PAGE EXCERPT:
↓

How efficient is the fire and rescue service at keeping people safe and secure from fire and other risks?

Last updated 17/12/2019
Requires improvement

An efficient fire and rescue service will manage its budget and spend money properly and appropriately. It will align its resources to its risk. It should try to keep costs down without compromising public safety. Future budgets should be based on robust and realistic assumptions. North Yorkshire Fire and Rescue Service’s overall efficiency requires improvement.

The service’s medium-term financial plan (MTFP) predicted a £2.5m annual shortfall, which it will reduce with savings (in place at time of writing) and measures to reduce capital spending. In the interim, it will rely on reserves – £3.2m to be drawn over three years – which is not a sustainable use of resources.

The service makes good use of mobile technology and shows innovation in its move to cloud-based technology. However, it faces a great challenge to modernise IT at the same time as overcoming its budget deficit.

The service is included in North Yorkshire County Council’s maintenance and procurement contracts but could collaborate more with other services to increase efficiency. It is hoped that last year’s transfer of governance from the fire authority to the police, fire and crime commissioner (PFCC) will increase the opportunity for joint ventures and introduce more efficient ways of working.

Two projects – Transform 2020 and Enable North Yorkshire – should help the service modernise its services and realise savings. In particular, opportunities to share estate with the police and other organisations mitigate concerns over the state of some of the service’s building stock.

↑

GIVEN INFORMATION:
↓

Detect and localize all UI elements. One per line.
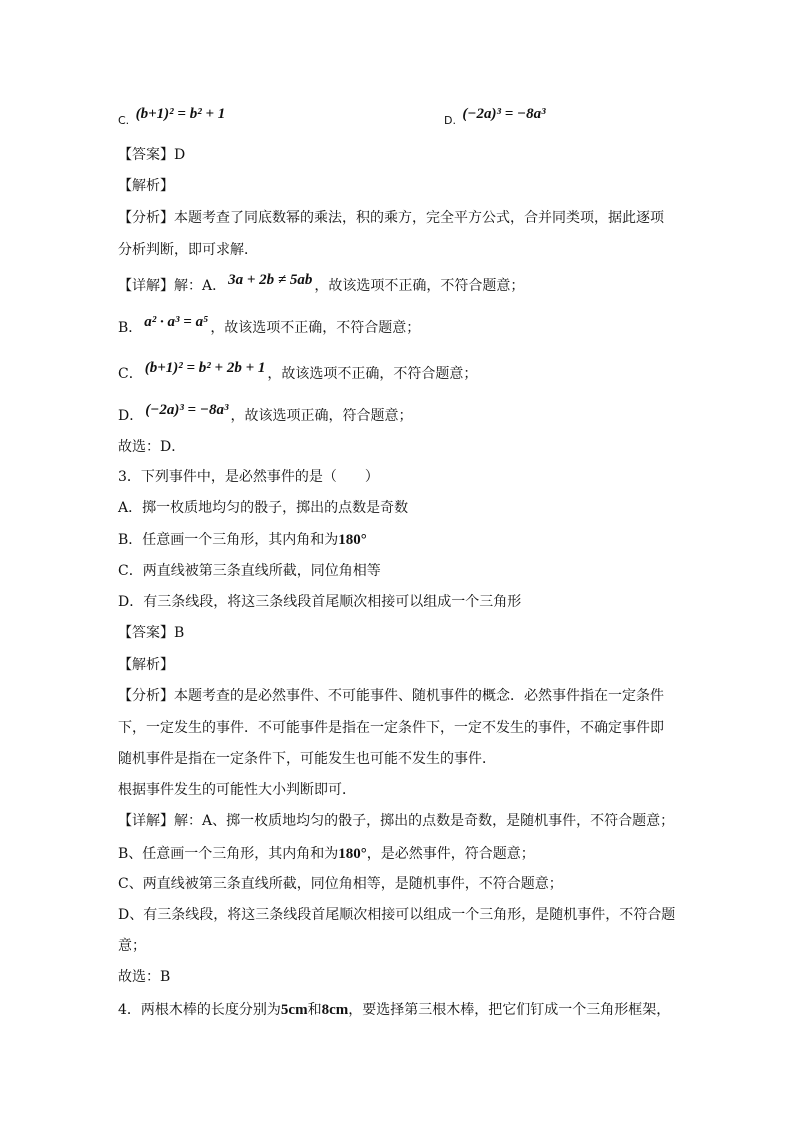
q3-detail-a: 【详解】解：A、掷一枚质地均匀的骰子，掷出的点数是奇数，是随机事件，不符合题意； xyxy=(118,813,675,829)
q2-detail-d-expression: (−2a)³ = −8a³ xyxy=(145,402,229,418)
q2-analysis-line: 【分析】本题考查了同底数幂的乘法，积的乘方，完全平方公式，合并同类项，据此逐项 xyxy=(118,210,664,226)
option-c-expression: (b+1)² = b² + 1 xyxy=(135,106,226,122)
q3-detail-d: D、有三条线段，将这三条线段首尾顺次相接可以组成一个三角形，是随机事件，不符合题 xyxy=(118,907,676,923)
q3-detail-b-math: 180° xyxy=(338,846,367,862)
option-c-label: C. xyxy=(118,114,130,127)
q3-detail-c: C、两直线被第三条直线所截，同位角相等，是随机事件，不符合题意； xyxy=(118,876,563,892)
q2-detail-b-text: ，故该选项不正确，不符合题意； xyxy=(210,320,421,336)
q4-length-2: 8cm xyxy=(321,1002,349,1018)
q3-option-b-text: B．任意画一个三角形，其内角和为 xyxy=(118,532,339,548)
q3-analysis-title: 【解析】 xyxy=(118,657,174,673)
q2-conclusion: 故选：D． xyxy=(118,439,186,455)
q2-answer: 【答案】D xyxy=(118,147,186,163)
q2-detail-b-expression: a² · a³ = a⁵ xyxy=(144,314,209,330)
q3-detail-b xyxy=(118,844,688,864)
option-c-row xyxy=(118,106,688,131)
q3-detail-b-text: B、任意画一个三角形，其内角和为 xyxy=(118,846,339,862)
q2-detail-d-label: D． xyxy=(118,408,144,424)
q3-detail-b-suffix: ，是必然事件，符合题意； xyxy=(366,846,535,862)
q4-length-1: 5cm xyxy=(280,1002,308,1018)
q3-analysis-line: 随机事件是指在一定条件下，可能发生也可能不发生的事件． xyxy=(118,751,496,767)
q2-detail-c-text: ，故该选项不正确，不符合题意； xyxy=(267,366,478,382)
q2-detail-a-text: ，故该选项不正确，不符合题意； xyxy=(314,278,525,294)
q2-detail-c xyxy=(118,360,688,384)
q3-analysis-line: 下，一定发生的事件．不可能事件是指在一定条件下，一定不发生的事件，不确定事件即 xyxy=(118,720,664,736)
q3-option-d: D．有三条线段，将这三条线段首尾顺次相接可以组成一个三角形 xyxy=(118,594,522,610)
q2-analysis-title: 【解析】 xyxy=(118,178,174,194)
q3-detail-d-continued: 意； xyxy=(118,938,146,954)
q2-detail-prefix: 【详解】解：A． xyxy=(118,278,227,294)
q2-detail-d xyxy=(118,402,688,426)
option-d-row xyxy=(444,106,548,131)
q4-stem-suffix: ，要选择第三根木棒，把它们钉成一个三角形框架， xyxy=(348,1002,671,1018)
q2-detail-d-text: ，故该选项正确，符合题意； xyxy=(230,408,413,424)
q3-option-a: A．掷一枚质地均匀的骰子，掷出的点数是奇数 xyxy=(118,500,409,516)
q2-detail-b xyxy=(118,314,688,338)
q3-option-b xyxy=(118,530,688,550)
q3-conclusion: 故选：B xyxy=(118,969,171,985)
q3-stem: 3．下列事件中，是必然事件的是（ ） xyxy=(118,469,379,485)
q2-detail-b-label: B． xyxy=(118,320,143,336)
option-d-expression: (−2a)³ = −8a³ xyxy=(462,106,546,122)
q2-detail-c-expression: (b+1)² = b² + 2b + 1 xyxy=(144,360,266,376)
q3-option-b-math: 180° xyxy=(338,532,367,548)
q3-option-c: C．两直线被第三条直线所截，同位角相等 xyxy=(118,563,381,579)
q2-detail-a-expression: 3a + 2b ≠ 5ab xyxy=(228,272,313,288)
q4-stem-prefix: 4．两根木棒的长度分别为 xyxy=(118,1002,281,1018)
q2-detail-c-label: C． xyxy=(118,366,143,382)
q2-detail-a xyxy=(118,272,688,296)
q3-answer: 【答案】B xyxy=(118,625,185,641)
q3-analysis-line: 根据事件发生的可能性大小判断即可． xyxy=(118,782,356,798)
q4-stem-mid: 和 xyxy=(307,1002,322,1018)
option-d-label: D. xyxy=(444,114,456,127)
q4-stem xyxy=(118,1000,688,1020)
q3-analysis-line: 【分析】本题考查的是必然事件、不可能事件、随机事件的概念．必然事件指在一定条件 xyxy=(118,688,664,704)
q2-analysis-line: 分析判断，即可求解． xyxy=(118,242,258,258)
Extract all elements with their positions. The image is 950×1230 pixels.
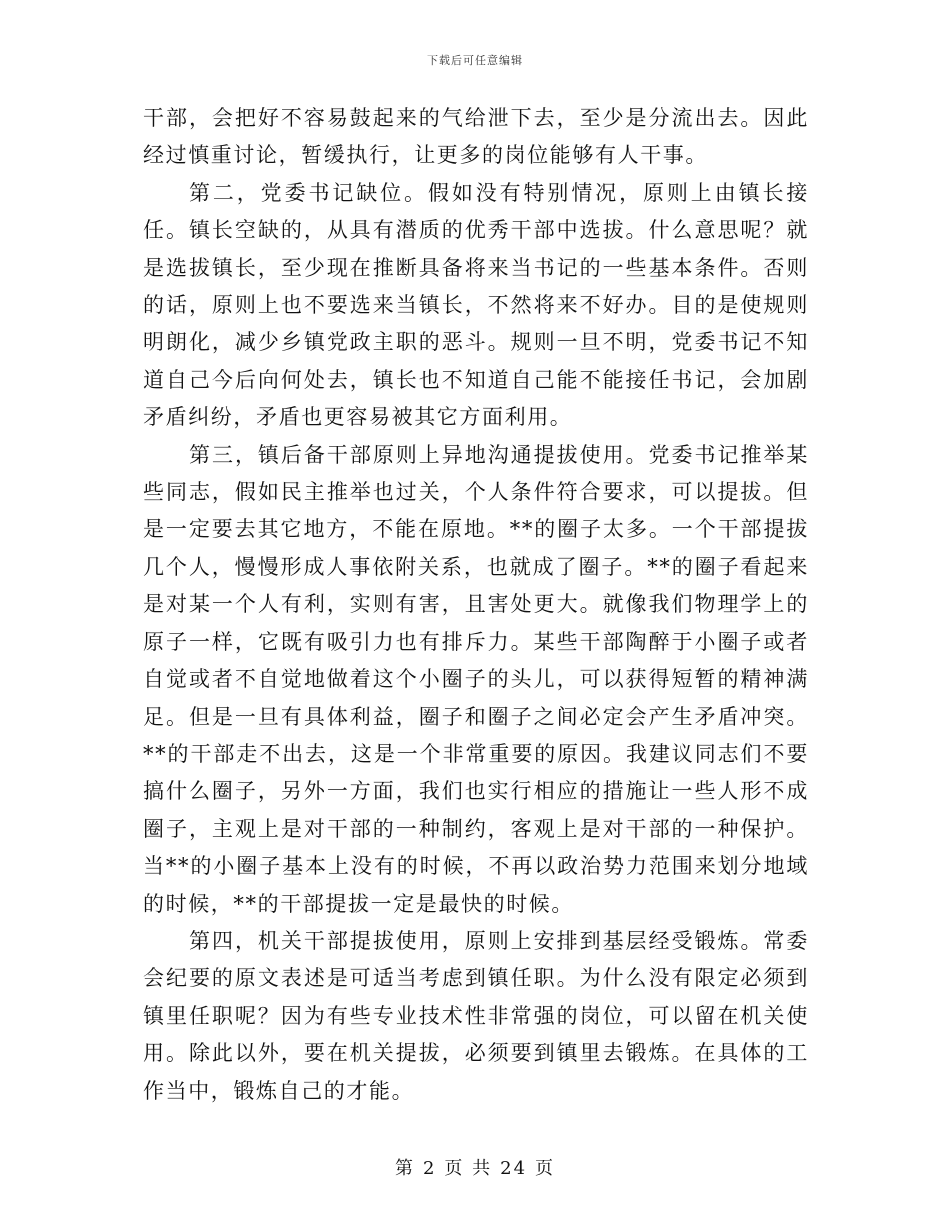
footer-suffix: 页 — [535, 1158, 556, 1179]
page-number-footer — [0, 1154, 950, 1180]
paragraph-continuation: 干部，会把好不容易鼓起来的气给泄下去，至少是分流出去。因此经过慎重讨论，暂缓执行，让更多的岗位能够有人干事。 — [143, 106, 809, 168]
document-body — [143, 100, 809, 1110]
footer-prefix: 第 — [394, 1158, 415, 1179]
page-header-note: 下载后可任意编辑 — [427, 54, 523, 67]
footer-current-page: 2 — [422, 1158, 437, 1179]
paragraph-fourth: 第四，机关干部提拔使用，原则上安排到基层经受锻炼。常委会纪要的原文表述是可适当考虑到镇任职。为什么没有限定必须到镇里任职呢？因为有些专业技术性非常强的岗位，可以留在机关使用。除此以外，要在机关提拔，必须要到镇里去锻炼。在具体的工作当中，锻炼自己的才能。 — [143, 928, 809, 1103]
paragraph-second: 第二，党委书记缺位。假如没有特别情况，原则上由镇长接任。镇长空缺的，从具有潜质的优秀干部中选拔。什么意思呢？就是选拔镇长，至少现在推断具备将来当书记的一些基本条件。否则的话，原则上也不要选来当镇长，不然将来不好办。目的是使规则明朗化，减少乡镇党政主职的恶斗。规则一旦不明，党委书记不知道自己今后向何处去，镇长也不知道自己能不能接任书记，会加剧矛盾纠纷，矛盾也更容易被其它方面利用。 — [143, 180, 809, 430]
paragraph-third: 第三，镇后备干部原则上异地沟通提拔使用。党委书记推举某些同志，假如民主推举也过关，个人条件符合要求，可以提拔。但是一定要去其它地方，不能在原地。**的圈子太多。一个干部提拔几个人，慢慢形成人事依附关系，也就成了圈子。**的圈子看起来是对某一个人有利，实则有害，且害处更大。就像我们物理学上的原子一样，它既有吸引力也有排斥力。某些干部陶醉于小圈子或者自觉或者不自觉地做着这个小圈子的头儿，可以获得短暂的精神满足。但是一旦有具体利益，圈子和圈子之间必定会产生矛盾冲突。**的干部走不出去，这是一个非常重要的原因。我建议同志们不要搞什么圈子，另外一方面，我们也实行相应的措施让一些人形不成圈子，主观上是对干部的一种制约，客观上是对干部的一种保护。当**的小圈子基本上没有的时候，不再以政治势力范围来划分地域的时候，**的干部提拔一定是最快的时候。 — [143, 442, 809, 916]
footer-middle: 页 共 — [444, 1158, 493, 1179]
footer-total-pages: 24 — [500, 1158, 528, 1179]
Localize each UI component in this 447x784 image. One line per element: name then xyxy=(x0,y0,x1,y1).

↑

WHAT YOU WILL DO:
a – Reproduce the entries from the line holding "footer-suffix: 页 — [535, 1158, 556, 1179]" through the end of the entries, inclusive, substituting "main-content" for "document-body" and leaving everything else as it is.
b – Write the next part of the assessment of the fire and rescue service's efficiency, starting after its final sentence.

ANSWERS TO THE TASKS:
a –
footer-suffix: 页 — [535, 1158, 556, 1179]
page-number-footer — [0, 1154, 950, 1180]
paragraph-continuation: 干部，会把好不容易鼓起来的气给泄下去，至少是分流出去。因此经过慎重讨论，暂缓执行，让更多的岗位能够有人干事。 — [143, 106, 809, 168]
main-content — [143, 100, 809, 1110]
footer-prefix: 第 — [394, 1158, 415, 1179]
page-header-note: 下载后可任意编辑 — [427, 54, 523, 67]
footer-current-page: 2 — [422, 1158, 437, 1179]
paragraph-fourth: 第四，机关干部提拔使用，原则上安排到基层经受锻炼。常委会纪要的原文表述是可适当考虑到镇任职。为什么没有限定必须到镇里任职呢？因为有些专业技术性非常强的岗位，可以留在机关使用。除此以外，要在机关提拔，必须要到镇里去锻炼。在具体的工作当中，锻炼自己的才能。 — [143, 928, 809, 1103]
paragraph-second: 第二，党委书记缺位。假如没有特别情况，原则上由镇长接任。镇长空缺的，从具有潜质的优秀干部中选拔。什么意思呢？就是选拔镇长，至少现在推断具备将来当书记的一些基本条件。否则的话，原则上也不要选来当镇长，不然将来不好办。目的是使规则明朗化，减少乡镇党政主职的恶斗。规则一旦不明，党委书记不知道自己今后向何处去，镇长也不知道自己能不能接任书记，会加剧矛盾纠纷，矛盾也更容易被其它方面利用。 — [143, 180, 809, 430]
paragraph-third: 第三，镇后备干部原则上异地沟通提拔使用。党委书记推举某些同志，假如民主推举也过关，个人条件符合要求，可以提拔。但是一定要去其它地方，不能在原地。**的圈子太多。一个干部提拔几个人，慢慢形成人事依附关系，也就成了圈子。**的圈子看起来是对某一个人有利，实则有害，且害处更大。就像我们物理学上的原子一样，它既有吸引力也有排斥力。某些干部陶醉于小圈子或者自觉或者不自觉地做着这个小圈子的头儿，可以获得短暂的精神满足。但是一旦有具体利益，圈子和圈子之间必定会产生矛盾冲突。**的干部走不出去，这是一个非常重要的原因。我建议同志们不要搞什么圈子，另外一方面，我们也实行相应的措施让一些人形不成圈子，主观上是对干部的一种制约，客观上是对干部的一种保护。当**的小圈子基本上没有的时候，不再以政治势力范围来划分地域的时候，**的干部提拔一定是最快的时候。 — [143, 442, 809, 916]
footer-middle: 页 共 — [444, 1158, 493, 1179]
footer-total-pages: 24 — [500, 1158, 528, 1179]
Localize each UI component in this 447x784 image. One line per element: name then xyxy=(x0,y0,x1,y1).

b –
Questions for Efficiency

1

How well does the FRS use resources to manage risk?

Requires improvement

Areas for improvement

  • The service should clearly outline the expected savings from its transformation plans will bring by the end of 2019. These should be entered in the medium-term financial plan with a view to balancing the budget.
  • The service should scope collaboration opportunities with other fire services with a view to being more efficient and balancing its budget.
  • The service needs to monitor, review and evaluate its current collaboration activities to ensure full benefits realisation.
  • Business continuity plans need to be tested and further embedded to ensure all staff are aware of the procedures.

We set out our detailed findings below. These are the basis for our judgment of the service’s performance in this area.

How plans support objectives

We found that the community safety plan 2016/17–2020/21 is based on sound business planning assumptions. It brings together the service’s main strategic policies and makes a clear link between the risks identified in the integrated risk management plan and the service’s activity to mitigate them. Each of the service’s four districts (Hambleton and Richmondshire, Scarborough and Ryedale, Craven and Harrogate, and City of York and Selby) have annual plans that set out schedules of activity in support of the community safety plan.

We reviewed fire station plans as part of our inspection. These plans capture all staff activity, which helps local managers track outputs and provide station-by-station comparisons.

While this is positive, the service does not routinely monitor performance data at senior leadership level. There has been a conscious move away from setting binary targets to using quality-based performance indicators, which are managed at local level. We advise the service to monitor outputs at corporate level to ensure a consistent approach.

The service’s MTFP 2018/19 to 2022/23 was predicting a £2.5m annual shortfall. This figure has been revised down to £1m as emergency savings plans have been put in place.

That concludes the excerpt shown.